▸ DOCUMENTO
Antes de considerarmos as razões para estudar
a Bíblia, faz-se necessário fazê-lo antecipando com duas razões invocadas para não se estudar a Bíblia. Essas “razões” frequentemente
revelam mitos como truísmos por força de constante repetição. Ou seja, há o
perigo de repetirmos algo constantemente aponto de tornar-se verdade.
1) A Bíblia é de difícil compreensão.
Há pessoas que evocam o mito de que as
Escrituras Sagradas são tão difíceis de compreender que apenas teólogos
altamente especializados e com treinamento técnico podem ocupar-se de seu
estudo.
É claro que na Escritura não são todas as coisas
igualmente claras em si, nem do mesmo modo evidentes a todos (2Pe 3.16; Jo
16.17; 6.60); contudo, as coisas que precisam ser obedecidas, cridas e
observadas para a salvação, em um ou outro passo da Escritura são tão
claramente expostas e explicadas, que não só os doutos, mas ainda os indoutos,
no devido uso dos meios ordinários, podem alcançar uma suficiente compreensão
delas (Sl 119.105; At 17.11,12).
Quando os reformadores afirmavam a perspicuidade ou clareza das Escrituras não queriam dizer que tudo nelas é claro.
Eles sustentavam que a Bíblia é basicamente lúcida e clara. É simples o
bastante, permitindo a qualquer pessoa alfabetizada entender sua mensagem básica. Isto não significa que
todas as partes da Bíblia sejam igualmente claras ou que não haja nela
passagens e textos difíceis. Leigos não familiarizados com as línguas originais
e minúcias da exegese poder sentir dificuldades com alguns de seus textos, mas
o conteúdo essencial é suficientemente claro podendo ser compreendido com
facilidade. Martinho Lutero, por
exemplo, estava convicto de que o material obscuro e de difícil compreensão
numa passagem é apresentado de forma mais clara e simples em outras partes das
Escrituras.

▸ DADOS FORNECIDOS
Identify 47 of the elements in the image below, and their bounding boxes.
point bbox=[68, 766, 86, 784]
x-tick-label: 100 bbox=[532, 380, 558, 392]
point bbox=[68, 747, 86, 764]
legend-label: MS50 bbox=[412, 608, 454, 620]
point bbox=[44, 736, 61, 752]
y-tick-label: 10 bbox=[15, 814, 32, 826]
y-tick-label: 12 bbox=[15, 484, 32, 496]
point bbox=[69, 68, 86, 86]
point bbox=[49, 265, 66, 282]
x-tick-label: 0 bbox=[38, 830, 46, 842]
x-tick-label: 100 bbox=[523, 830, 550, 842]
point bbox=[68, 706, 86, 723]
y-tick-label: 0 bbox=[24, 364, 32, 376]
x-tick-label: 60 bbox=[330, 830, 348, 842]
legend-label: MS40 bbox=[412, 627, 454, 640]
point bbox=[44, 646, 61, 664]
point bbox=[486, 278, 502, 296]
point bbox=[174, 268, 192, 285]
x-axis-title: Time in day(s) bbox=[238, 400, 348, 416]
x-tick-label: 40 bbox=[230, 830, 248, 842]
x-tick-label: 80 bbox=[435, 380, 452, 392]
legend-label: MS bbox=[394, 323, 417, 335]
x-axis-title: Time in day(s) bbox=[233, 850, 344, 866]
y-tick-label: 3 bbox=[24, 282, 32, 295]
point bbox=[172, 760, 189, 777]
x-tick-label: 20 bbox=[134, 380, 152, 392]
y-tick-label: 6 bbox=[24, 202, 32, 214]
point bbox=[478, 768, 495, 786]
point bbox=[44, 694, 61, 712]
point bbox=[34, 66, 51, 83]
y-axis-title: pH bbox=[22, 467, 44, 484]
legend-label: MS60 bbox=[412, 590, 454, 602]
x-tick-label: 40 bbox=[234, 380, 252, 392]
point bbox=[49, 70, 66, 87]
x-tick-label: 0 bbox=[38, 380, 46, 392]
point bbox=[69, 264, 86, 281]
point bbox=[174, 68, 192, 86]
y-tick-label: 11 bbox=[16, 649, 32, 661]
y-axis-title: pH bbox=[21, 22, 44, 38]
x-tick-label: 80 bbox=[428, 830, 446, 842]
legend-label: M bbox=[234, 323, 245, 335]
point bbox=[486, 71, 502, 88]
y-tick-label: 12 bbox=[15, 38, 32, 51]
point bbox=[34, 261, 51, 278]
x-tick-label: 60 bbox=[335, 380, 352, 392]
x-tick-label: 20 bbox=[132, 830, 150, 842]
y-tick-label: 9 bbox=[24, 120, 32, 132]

▸ TAREFAS PROPOSTAS
1 – Transcreva sem alterações as linhas da listagem desde o início dela até a linha que contém "point bbox=[69, 68, 86, 86]", incluindo essa linha.
2 – Dê continuidade ao texto sobre o estudo da Bíblia a partir da última frase apresentada.

▸ RESPOSTAS POR TAREFA
1 –
Identify 47 of the elements in the image below, and their bounding boxes.
point bbox=[68, 766, 86, 784]
x-tick-label: 100 bbox=[532, 380, 558, 392]
point bbox=[68, 747, 86, 764]
legend-label: MS50 bbox=[412, 608, 454, 620]
point bbox=[44, 736, 61, 752]
y-tick-label: 10 bbox=[15, 814, 32, 826]
y-tick-label: 12 bbox=[15, 484, 32, 496]
point bbox=[69, 68, 86, 86]

2 –
Observamos que o etíope confessou
sua necessidade de que alguém lhe explicasse as Escrituras (cf. At 8.31); Pedro
confessa que as cartas de Paulo contêm “...pontos
difíceis de entender...” (2Pe 3.16). Os próprios profetas não compreendiam
certas implicações de suas mensagens (cf. 1Pe 1.11). Esdras se serviu de
auxiliares para declarar e explicar o sentido da Lei do SENHOR,
para que lendo, “...se entendesse...”
(cf. Ne 8.8).
A insistência dos reformadores era
no fato de que a essência da mensagem bíblica – que a salvação vem pela graça,
por meio da fé – é simples o suficiente para ser entendida até pelos iletrados.
Daí a determinação deles de pôr a Bíblia vernácula nas mãos dos leigos. John Owen afirmava: “Nas Escrituras
divinas, há vaus e profundezas; vaus onde o cordeiro pode passar, e profundezas
onde o elefante pode nadar”. Em outras palavras, nas profundezas das Escrituras
tanto o crente mais simples quanto o teólogo mais competente podem se deleitar
nas verdades da Palavra de Deus sem, contudo esgotá-la.
O Cristianismo bíblico não é uma
religião esotérica. As Sagradas Escrituras não é um compêndio de enigmas. Seu
conteúdo não está oculto em símbolos vagos que requerem um tipo especial de
“percepção” para decifrá-las. Não há necessidade de nenhuma proeza intelectual
ou dom espiritual para compreender a mensagem básica das Escrituras, mas
somente a iluminação do Espírito Santo de Deus (cf. Jo 14.26; 16.13; 1Co
2.12,13; 1Jo 2.20,27).
2) A Bíblia é enfadonha.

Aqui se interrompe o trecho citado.